WORK REQUIRED:
Are you able to retype all the records below exactly?

DATASET RECORDS:
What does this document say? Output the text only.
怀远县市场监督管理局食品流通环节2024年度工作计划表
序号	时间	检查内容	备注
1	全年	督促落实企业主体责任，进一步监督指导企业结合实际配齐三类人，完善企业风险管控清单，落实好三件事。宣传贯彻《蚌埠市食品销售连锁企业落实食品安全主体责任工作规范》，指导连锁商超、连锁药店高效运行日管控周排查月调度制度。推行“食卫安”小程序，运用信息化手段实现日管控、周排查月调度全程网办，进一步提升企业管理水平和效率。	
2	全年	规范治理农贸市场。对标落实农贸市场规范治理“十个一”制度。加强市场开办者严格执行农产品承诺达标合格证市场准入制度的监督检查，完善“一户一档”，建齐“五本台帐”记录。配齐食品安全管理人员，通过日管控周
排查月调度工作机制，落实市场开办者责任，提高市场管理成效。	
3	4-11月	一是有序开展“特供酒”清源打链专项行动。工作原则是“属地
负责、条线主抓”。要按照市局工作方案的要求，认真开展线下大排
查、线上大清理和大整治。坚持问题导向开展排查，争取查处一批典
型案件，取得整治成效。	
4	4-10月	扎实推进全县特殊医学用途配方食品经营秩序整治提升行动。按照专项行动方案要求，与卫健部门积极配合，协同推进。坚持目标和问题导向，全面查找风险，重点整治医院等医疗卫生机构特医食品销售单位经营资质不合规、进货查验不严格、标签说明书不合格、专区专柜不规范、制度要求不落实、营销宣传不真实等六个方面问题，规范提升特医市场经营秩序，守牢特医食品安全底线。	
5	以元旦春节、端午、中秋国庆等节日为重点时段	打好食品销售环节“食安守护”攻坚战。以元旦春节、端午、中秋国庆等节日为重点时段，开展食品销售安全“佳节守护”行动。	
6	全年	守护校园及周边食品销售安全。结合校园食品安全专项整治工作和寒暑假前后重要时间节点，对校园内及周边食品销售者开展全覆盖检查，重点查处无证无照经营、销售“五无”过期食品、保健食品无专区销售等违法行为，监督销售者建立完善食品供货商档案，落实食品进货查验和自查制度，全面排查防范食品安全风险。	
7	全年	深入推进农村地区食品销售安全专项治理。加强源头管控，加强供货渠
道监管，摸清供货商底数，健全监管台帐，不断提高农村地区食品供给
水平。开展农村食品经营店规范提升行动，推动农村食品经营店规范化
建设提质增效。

ANSWER FOR THE TASK:
What does this document say? Output the text only.
怀远县市场监督管理局食品流通环节2024年度工作计划表
序号	时间	检查内容	备注
1	全年	督促落实企业主体责任，进一步监督指导企业结合实际配齐三类人，完善企业风险管控清单，落实好三件事。宣传贯彻《蚌埠市食品销售连锁企业落实食品安全主体责任工作规范》，指导连锁商超、连锁药店高效运行日管控周排查月调度制度。推行“食卫安”小程序，运用信息化手段实现日管控、周排查月调度全程网办，进一步提升企业管理水平和效率。	
2	全年	规范治理农贸市场。对标落实农贸市场规范治理“十个一”制度。加强市场开办者严格执行农产品承诺达标合格证市场准入制度的监督检查，完善“一户一档”，建齐“五本台帐”记录。配齐食品安全管理人员，通过日管控周
排查月调度工作机制，落实市场开办者责任，提高市场管理成效。	
3	4-11月	一是有序开展“特供酒”清源打链专项行动。工作原则是“属地
负责、条线主抓”。要按照市局工作方案的要求，认真开展线下大排
查、线上大清理和大整治。坚持问题导向开展排查，争取查处一批典
型案件，取得整治成效。	
4	4-10月	扎实推进全县特殊医学用途配方食品经营秩序整治提升行动。按照专项行动方案要求，与卫健部门积极配合，协同推进。坚持目标和问题导向，全面查找风险，重点整治医院等医疗卫生机构特医食品销售单位经营资质不合规、进货查验不严格、标签说明书不合格、专区专柜不规范、制度要求不落实、营销宣传不真实等六个方面问题，规范提升特医市场经营秩序，守牢特医食品安全底线。	
5	以元旦春节、端午、中秋国庆等节日为重点时段	打好食品销售环节“食安守护”攻坚战。以元旦春节、端午、中秋国庆等节日为重点时段，开展食品销售安全“佳节守护”行动。	
6	全年	守护校园及周边食品销售安全。结合校园食品安全专项整治工作和寒暑假前后重要时间节点，对校园内及周边食品销售者开展全覆盖检查，重点查处无证无照经营、销售“五无”过期食品、保健食品无专区销售等违法行为，监督销售者建立完善食品供货商档案，落实食品进货查验和自查制度，全面排查防范食品安全风险。	
7	全年	深入推进农村地区食品销售安全专项治理。加强源头管控，加强供货渠
道监管，摸清供货商底数，健全监管台帐，不断提高农村地区食品供给
水平。开展农村食品经营店规范提升行动，推动农村食品经营店规范化
建设提质增效。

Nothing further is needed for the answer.